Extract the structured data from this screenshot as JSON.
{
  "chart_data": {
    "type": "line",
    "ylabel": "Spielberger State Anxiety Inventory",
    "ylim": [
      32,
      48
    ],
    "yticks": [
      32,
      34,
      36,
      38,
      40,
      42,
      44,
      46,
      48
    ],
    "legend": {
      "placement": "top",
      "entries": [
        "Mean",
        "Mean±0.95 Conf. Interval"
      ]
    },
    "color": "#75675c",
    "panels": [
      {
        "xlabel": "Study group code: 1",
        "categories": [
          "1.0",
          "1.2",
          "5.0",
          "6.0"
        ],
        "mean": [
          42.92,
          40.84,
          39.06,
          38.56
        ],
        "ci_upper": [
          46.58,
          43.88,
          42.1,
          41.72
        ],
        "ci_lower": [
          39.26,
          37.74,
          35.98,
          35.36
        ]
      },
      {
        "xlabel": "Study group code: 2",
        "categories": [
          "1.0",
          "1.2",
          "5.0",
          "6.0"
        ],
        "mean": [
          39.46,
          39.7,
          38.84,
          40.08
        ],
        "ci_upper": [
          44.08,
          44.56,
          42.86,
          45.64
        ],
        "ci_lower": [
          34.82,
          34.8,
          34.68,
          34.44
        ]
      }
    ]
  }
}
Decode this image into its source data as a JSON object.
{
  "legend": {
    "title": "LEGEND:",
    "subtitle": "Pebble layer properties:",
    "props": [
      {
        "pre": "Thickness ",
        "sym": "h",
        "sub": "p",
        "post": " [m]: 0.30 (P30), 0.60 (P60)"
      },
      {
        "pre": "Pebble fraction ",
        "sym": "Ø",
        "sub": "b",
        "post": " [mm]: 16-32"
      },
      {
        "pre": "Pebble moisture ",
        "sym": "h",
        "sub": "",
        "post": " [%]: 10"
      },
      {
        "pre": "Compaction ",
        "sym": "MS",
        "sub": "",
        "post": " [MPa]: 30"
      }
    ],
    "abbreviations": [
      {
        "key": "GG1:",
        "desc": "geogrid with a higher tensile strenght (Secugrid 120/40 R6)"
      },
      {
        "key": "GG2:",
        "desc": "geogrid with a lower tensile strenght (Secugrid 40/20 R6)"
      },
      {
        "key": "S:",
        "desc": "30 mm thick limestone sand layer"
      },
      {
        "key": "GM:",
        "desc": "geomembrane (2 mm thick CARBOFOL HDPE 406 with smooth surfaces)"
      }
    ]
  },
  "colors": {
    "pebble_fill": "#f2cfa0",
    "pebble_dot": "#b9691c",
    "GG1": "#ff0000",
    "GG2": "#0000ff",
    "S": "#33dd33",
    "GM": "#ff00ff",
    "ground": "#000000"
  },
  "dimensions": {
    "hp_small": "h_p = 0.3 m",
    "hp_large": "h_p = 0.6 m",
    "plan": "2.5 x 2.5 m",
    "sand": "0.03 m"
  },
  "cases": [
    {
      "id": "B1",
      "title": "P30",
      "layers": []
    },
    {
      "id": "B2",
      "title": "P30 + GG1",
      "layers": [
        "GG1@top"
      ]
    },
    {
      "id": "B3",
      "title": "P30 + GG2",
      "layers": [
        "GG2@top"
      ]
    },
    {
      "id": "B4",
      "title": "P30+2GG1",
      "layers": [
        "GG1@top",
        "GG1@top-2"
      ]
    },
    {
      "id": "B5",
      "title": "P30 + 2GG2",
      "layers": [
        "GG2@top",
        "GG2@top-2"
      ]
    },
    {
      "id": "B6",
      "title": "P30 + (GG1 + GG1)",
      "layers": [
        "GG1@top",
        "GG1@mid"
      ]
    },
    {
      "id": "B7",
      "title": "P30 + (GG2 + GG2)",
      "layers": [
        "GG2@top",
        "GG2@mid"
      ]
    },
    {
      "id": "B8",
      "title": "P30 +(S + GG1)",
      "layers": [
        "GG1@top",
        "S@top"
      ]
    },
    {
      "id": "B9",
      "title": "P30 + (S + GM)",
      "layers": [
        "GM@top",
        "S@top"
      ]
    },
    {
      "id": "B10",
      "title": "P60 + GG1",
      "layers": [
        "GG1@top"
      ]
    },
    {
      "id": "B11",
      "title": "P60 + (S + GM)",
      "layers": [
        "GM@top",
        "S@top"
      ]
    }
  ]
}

########

* _WORK INSTRUCTIONS_: Give the count of lines in the data above that hold the string "JSON", with no additional words.

* _RESULT_: 2